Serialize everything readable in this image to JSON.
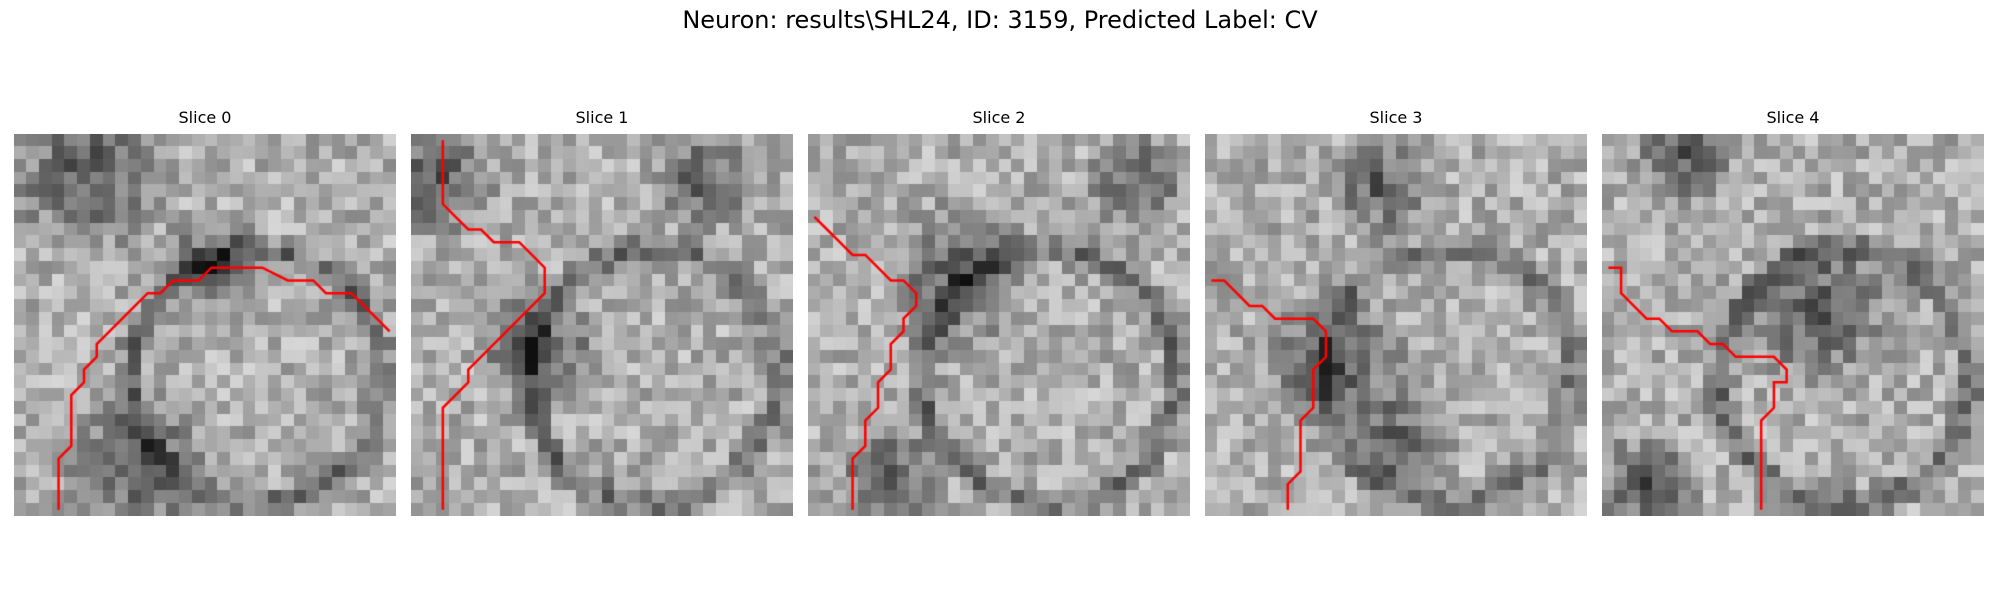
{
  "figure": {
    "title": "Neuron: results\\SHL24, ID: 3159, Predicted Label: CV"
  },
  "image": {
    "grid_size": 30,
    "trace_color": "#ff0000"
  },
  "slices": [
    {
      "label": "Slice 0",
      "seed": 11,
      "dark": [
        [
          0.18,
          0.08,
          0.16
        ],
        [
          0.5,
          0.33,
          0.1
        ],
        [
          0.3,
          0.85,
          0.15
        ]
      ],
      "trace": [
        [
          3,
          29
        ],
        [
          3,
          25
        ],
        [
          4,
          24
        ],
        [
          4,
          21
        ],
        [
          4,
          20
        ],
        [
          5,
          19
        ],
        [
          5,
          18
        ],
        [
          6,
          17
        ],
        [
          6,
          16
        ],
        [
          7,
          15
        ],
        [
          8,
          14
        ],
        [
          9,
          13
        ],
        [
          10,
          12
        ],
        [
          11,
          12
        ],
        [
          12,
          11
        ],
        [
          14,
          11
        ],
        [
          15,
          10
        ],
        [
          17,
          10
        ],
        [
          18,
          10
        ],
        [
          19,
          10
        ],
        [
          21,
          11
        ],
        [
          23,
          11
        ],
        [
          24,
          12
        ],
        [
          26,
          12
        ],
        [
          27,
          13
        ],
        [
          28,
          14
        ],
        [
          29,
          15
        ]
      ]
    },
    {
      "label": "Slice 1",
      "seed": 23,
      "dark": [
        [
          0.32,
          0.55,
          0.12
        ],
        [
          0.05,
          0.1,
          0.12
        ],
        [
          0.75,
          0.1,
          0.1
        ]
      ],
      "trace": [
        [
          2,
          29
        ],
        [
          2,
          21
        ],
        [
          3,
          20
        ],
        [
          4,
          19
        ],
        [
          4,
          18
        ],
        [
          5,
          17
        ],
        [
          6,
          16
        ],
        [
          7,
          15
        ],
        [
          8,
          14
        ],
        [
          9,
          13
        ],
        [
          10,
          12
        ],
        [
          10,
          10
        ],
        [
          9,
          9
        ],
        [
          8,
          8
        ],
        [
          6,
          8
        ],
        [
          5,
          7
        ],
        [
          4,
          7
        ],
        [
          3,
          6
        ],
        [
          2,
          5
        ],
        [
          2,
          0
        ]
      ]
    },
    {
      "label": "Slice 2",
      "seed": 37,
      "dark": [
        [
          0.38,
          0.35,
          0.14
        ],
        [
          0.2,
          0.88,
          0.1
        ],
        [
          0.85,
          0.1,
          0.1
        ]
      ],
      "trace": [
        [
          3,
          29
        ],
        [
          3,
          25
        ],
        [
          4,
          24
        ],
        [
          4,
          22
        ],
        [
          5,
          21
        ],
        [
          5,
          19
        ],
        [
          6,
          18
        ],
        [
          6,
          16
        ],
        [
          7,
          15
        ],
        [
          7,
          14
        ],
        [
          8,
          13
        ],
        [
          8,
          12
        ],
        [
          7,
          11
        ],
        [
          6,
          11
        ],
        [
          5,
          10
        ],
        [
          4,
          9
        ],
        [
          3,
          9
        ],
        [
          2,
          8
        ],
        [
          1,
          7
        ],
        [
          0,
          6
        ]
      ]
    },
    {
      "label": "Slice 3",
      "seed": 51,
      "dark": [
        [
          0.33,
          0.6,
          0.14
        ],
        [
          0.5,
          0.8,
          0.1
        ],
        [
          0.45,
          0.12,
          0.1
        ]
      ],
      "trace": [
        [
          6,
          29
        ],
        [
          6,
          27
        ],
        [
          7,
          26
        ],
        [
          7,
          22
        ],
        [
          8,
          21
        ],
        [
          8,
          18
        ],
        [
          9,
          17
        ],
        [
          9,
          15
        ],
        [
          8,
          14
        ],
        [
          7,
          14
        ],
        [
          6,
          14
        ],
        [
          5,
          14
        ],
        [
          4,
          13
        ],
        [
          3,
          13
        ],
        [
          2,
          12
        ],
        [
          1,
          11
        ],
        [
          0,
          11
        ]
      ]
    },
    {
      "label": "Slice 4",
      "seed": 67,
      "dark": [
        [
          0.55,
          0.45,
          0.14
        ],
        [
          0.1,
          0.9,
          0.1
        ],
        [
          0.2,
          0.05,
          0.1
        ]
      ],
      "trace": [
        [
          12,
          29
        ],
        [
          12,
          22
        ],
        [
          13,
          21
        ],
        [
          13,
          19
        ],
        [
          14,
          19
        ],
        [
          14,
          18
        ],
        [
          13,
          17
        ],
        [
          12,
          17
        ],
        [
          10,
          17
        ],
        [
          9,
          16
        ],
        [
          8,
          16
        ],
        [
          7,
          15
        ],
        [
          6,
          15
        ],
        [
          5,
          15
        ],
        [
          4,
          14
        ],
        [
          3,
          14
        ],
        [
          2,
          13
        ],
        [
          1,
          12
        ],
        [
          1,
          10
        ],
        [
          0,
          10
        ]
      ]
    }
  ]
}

^^^^^^^^

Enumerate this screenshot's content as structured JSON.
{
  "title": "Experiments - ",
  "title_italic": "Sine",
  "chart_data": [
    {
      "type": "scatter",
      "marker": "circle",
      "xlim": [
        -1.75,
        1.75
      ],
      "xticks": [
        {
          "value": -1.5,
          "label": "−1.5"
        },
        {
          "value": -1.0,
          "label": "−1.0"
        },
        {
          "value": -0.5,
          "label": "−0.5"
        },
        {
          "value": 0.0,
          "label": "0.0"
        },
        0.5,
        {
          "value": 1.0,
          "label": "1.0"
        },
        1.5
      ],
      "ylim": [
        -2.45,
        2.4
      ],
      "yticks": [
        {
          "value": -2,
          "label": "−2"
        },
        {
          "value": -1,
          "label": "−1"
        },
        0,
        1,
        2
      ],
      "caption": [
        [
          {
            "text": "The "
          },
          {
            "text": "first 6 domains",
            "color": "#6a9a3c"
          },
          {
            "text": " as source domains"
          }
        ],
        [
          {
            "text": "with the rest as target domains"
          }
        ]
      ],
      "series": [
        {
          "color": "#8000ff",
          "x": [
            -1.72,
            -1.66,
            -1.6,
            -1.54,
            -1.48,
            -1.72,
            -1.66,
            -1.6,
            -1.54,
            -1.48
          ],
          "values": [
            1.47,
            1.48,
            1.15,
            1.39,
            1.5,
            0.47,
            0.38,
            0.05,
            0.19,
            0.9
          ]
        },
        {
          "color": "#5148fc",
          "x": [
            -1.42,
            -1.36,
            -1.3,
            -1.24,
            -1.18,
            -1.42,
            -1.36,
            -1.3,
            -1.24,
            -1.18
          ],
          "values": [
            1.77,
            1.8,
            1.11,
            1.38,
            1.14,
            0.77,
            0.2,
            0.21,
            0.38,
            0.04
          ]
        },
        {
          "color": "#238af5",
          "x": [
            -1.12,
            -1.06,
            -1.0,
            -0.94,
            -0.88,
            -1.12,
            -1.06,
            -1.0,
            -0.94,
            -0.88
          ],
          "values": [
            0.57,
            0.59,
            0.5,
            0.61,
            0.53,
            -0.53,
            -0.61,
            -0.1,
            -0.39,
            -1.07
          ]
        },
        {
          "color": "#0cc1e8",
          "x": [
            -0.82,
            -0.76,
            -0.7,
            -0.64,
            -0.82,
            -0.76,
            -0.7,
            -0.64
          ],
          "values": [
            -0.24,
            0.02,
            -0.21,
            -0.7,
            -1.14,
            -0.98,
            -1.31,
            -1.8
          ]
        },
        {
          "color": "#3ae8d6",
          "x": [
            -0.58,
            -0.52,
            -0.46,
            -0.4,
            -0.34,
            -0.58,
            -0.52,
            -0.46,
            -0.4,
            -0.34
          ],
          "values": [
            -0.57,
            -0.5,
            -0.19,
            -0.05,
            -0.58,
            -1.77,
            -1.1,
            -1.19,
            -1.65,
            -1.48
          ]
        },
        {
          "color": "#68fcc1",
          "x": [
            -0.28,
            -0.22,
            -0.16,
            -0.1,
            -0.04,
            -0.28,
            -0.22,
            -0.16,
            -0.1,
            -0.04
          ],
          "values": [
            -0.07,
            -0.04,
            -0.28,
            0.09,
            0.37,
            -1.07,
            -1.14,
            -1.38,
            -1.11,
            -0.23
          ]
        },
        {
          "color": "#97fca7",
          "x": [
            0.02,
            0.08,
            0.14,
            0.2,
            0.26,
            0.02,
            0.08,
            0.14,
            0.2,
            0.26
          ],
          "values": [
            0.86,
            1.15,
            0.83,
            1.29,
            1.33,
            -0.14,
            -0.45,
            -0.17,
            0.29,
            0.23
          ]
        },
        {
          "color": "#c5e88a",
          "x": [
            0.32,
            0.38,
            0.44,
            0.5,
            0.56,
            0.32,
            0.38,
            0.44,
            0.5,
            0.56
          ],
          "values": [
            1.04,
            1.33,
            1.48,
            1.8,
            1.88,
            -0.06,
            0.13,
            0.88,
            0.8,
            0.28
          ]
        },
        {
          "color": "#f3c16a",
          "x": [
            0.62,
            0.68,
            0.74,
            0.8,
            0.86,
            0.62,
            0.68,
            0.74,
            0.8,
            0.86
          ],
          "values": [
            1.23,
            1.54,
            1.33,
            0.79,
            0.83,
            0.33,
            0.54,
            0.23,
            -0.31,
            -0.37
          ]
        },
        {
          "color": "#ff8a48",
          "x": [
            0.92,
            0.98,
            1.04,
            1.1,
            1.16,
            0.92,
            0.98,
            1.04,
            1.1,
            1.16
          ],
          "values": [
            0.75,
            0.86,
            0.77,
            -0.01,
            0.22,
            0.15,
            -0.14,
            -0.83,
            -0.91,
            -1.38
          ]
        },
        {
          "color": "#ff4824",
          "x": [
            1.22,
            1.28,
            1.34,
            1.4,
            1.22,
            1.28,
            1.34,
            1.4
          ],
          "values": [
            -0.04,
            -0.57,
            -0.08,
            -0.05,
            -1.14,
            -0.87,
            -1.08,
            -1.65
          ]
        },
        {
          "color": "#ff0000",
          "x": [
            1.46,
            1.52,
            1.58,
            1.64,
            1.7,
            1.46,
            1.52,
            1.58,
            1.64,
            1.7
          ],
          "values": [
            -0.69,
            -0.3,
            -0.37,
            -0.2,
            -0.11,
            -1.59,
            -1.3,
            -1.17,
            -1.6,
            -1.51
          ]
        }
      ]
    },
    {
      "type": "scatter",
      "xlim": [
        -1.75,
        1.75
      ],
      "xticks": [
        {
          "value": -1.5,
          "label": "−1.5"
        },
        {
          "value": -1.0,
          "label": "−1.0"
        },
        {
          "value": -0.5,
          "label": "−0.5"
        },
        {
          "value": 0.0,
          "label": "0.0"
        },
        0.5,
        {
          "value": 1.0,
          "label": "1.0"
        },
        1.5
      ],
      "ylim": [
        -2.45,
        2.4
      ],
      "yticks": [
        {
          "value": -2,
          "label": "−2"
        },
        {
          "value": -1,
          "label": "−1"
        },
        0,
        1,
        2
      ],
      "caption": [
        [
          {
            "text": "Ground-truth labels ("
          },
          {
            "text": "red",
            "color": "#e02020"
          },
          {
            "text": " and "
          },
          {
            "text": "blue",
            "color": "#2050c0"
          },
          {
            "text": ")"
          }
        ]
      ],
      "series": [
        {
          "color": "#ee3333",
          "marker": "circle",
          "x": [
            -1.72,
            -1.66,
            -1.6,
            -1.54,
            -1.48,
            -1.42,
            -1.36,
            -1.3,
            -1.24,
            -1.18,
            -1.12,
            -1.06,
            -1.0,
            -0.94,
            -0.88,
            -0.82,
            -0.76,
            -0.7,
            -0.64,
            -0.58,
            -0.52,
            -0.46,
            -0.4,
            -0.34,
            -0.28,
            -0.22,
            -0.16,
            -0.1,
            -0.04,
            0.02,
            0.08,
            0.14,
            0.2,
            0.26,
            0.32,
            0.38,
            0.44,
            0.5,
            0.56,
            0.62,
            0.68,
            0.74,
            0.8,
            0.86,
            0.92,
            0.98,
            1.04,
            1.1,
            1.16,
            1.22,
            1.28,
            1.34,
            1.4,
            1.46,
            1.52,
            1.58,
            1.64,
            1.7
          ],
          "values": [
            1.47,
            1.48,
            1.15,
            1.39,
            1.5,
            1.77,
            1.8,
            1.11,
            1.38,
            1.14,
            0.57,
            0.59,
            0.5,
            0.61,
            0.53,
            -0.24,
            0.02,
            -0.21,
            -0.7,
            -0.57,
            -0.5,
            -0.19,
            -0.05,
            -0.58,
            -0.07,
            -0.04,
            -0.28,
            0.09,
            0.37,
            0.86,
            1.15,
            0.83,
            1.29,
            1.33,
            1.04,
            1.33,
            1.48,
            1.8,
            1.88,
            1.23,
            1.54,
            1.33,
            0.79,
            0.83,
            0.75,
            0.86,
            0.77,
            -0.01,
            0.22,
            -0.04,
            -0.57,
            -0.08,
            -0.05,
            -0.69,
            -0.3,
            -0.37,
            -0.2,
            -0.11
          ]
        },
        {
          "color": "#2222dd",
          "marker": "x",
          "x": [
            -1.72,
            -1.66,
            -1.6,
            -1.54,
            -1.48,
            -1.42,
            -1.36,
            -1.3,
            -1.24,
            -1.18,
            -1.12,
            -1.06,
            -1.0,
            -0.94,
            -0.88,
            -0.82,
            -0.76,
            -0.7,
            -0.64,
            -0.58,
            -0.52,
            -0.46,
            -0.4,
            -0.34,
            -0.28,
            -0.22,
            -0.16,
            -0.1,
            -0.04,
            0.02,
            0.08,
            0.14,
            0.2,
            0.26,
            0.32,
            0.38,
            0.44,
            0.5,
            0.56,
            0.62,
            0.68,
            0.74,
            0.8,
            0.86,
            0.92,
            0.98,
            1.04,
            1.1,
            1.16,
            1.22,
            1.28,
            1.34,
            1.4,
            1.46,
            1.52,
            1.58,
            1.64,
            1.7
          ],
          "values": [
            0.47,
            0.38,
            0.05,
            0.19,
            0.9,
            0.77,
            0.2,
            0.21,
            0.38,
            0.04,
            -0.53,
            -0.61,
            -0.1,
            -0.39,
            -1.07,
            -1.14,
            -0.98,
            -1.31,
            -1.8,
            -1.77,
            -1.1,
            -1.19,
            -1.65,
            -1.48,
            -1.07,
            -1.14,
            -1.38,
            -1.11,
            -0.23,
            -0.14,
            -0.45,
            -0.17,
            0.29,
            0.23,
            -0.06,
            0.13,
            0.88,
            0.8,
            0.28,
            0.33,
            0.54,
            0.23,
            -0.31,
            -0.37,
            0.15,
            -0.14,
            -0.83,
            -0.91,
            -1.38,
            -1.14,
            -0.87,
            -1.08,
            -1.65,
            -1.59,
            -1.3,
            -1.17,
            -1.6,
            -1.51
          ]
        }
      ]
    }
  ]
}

^^^^^^^^

▶ WORK INSTRUCTIONS
Count the lines above in which the word "seed" appears, then state only that count.

▶ SOLUTION FOR THIS PROBLEM
5